**Provided passage**.
- - - -
Ask HN: Do any books on OS Design cover TCP/IP stack implementations and algos

4 points by ZevsVultAveHera 21 hours ago

This topic seems to be cheerfully absent from most popular books on Operating Systems. Both from the USA and Europe (at least among English language publications). Is it because TCP/IP stacks are that trivial or they are that arcane and scary?

I cannot even recall hearing mentions of any book covering that field in all may years of doing IT stuff and reading CS literature. If no typical Operating System design books cover them are they covered in any other kind of publications?

checker659 20 hours ago

Does an old book count? If yes, I believe "TCP/IP Illustrated, Volume 2" is about the implementation.

Unless you're looking for kernel level implementation, you could take a look at userspace implementations. Google for "DPDK tcp ip" or something to that effect.

  • ZevsVultAveHera 20 hours ago

    The age of book is irrelevant to me. Thanks, would take a look at that publication. I am indeed looking mostly for publications that cover these stacks in context of kernels. But even theoretical approach seems to be not that common topic among authors.

    • 082349872349872 20 hours ago

      IIRC, Samuel J. Leffler, Marshall Kirk McKusick, Michael J. Karels, and John S. Quarterman (1988), The design and implementation of the 4.3BSD operating system, Addison-Wesley, ISBN 0201061961 has what you're looking for — might want to double check a TOC though because this memory is from the 20th century.

      • ZevsVultAveHera 18 hours ago

        If it is similar to newer variants of "The design and implementation [...] [Free]BSD Operating System" I'm afraid that publication is very lacking in regard of what I'm looking for and details of how TCP/IP stack of FreeBSD works itself. These are in my eyes more of "general (semi)quick reference" then analysis of what is going on and why, what was behind choices of algorithms/solutions of problems and what these problems were. But thank you for bringing to attention this publication, it may be useful one day to some readers, I'm sure.
- - - -
**Information supplied**.
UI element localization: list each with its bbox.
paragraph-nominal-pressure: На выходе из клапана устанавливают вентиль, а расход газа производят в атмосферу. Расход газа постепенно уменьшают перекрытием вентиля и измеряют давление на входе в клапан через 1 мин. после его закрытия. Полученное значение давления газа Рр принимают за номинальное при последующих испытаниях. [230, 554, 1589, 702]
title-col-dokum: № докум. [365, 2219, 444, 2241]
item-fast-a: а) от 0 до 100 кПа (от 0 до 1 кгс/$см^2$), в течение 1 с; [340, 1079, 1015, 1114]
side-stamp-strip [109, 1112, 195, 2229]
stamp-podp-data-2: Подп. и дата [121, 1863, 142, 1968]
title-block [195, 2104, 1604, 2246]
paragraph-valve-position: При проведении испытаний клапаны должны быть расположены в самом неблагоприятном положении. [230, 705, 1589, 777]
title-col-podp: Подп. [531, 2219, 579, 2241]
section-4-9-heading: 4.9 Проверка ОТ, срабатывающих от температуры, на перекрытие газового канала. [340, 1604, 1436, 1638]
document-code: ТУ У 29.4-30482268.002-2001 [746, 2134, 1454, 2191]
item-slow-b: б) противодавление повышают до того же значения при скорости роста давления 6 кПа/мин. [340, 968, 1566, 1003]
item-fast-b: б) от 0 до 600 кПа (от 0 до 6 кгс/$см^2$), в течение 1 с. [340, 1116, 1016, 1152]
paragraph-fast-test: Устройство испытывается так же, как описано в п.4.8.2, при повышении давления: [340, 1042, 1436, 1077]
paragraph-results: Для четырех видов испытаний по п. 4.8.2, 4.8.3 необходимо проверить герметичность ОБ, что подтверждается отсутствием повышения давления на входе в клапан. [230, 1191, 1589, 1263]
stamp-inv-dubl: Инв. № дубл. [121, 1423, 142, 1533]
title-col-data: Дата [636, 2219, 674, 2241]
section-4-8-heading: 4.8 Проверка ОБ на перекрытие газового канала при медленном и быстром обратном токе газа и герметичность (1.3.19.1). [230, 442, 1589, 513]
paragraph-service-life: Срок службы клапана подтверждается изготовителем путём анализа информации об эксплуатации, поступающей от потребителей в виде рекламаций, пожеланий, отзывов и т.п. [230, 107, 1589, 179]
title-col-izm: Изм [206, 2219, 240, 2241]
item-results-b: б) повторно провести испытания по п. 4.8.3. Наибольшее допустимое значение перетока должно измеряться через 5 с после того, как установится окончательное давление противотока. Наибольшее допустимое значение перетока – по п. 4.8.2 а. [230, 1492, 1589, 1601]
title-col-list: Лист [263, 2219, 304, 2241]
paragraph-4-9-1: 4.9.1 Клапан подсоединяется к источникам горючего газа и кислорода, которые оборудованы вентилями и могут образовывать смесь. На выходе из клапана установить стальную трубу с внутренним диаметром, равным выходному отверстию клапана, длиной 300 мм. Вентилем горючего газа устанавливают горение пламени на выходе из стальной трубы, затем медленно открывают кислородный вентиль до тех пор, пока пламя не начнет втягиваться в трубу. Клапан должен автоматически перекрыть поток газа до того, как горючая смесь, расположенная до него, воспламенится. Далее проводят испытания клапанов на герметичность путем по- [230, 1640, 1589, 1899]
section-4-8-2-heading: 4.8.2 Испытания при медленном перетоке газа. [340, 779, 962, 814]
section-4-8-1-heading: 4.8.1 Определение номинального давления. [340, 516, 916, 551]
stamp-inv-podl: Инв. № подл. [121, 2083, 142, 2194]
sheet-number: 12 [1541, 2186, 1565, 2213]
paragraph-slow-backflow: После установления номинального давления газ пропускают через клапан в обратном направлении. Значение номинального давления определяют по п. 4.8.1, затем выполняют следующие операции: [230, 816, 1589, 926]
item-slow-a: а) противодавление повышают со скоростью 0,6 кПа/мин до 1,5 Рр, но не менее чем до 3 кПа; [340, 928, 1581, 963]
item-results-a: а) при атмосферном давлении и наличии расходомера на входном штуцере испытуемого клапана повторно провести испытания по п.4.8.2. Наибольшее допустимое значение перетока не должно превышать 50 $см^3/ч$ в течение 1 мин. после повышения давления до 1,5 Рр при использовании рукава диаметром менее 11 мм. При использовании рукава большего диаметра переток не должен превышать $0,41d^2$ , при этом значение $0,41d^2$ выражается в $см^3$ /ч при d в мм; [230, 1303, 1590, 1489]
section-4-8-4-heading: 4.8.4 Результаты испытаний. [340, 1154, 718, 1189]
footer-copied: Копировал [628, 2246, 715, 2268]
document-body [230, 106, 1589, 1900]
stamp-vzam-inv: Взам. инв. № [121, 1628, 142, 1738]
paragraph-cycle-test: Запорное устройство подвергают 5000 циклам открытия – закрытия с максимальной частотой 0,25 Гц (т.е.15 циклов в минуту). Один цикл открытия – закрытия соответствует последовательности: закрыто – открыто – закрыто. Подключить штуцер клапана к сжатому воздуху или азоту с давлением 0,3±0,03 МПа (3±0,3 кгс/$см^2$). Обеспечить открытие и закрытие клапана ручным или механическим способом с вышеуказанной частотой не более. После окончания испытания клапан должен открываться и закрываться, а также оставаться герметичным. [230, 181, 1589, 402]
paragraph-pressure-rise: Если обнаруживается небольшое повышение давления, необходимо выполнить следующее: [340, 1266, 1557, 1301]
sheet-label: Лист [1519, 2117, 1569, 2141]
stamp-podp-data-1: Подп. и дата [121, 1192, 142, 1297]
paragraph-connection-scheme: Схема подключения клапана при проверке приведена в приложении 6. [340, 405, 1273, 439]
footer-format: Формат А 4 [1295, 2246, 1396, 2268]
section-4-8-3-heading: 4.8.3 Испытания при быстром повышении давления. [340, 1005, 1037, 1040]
- - - -
**Task prompt**. Print verbatim the portion of the Hacker News thread on TCP/IP stack books that begins at the words "4 points by" and ends after the words "about the implementation.".

**Answer to this exercise**.
4 points by ZevsVultAveHera 21 hours ago

This topic seems to be cheerfully absent from most popular books on Operating Systems. Both from the USA and Europe (at least among English language publications). Is it because TCP/IP stacks are that trivial or they are that arcane and scary?

I cannot even recall hearing mentions of any book covering that field in all may years of doing IT stuff and reading CS literature. If no typical Operating System design books cover them are they covered in any other kind of publications?

checker659 20 hours ago

Does an old book count? If yes, I believe "TCP/IP Illustrated, Volume 2" is about the implementation.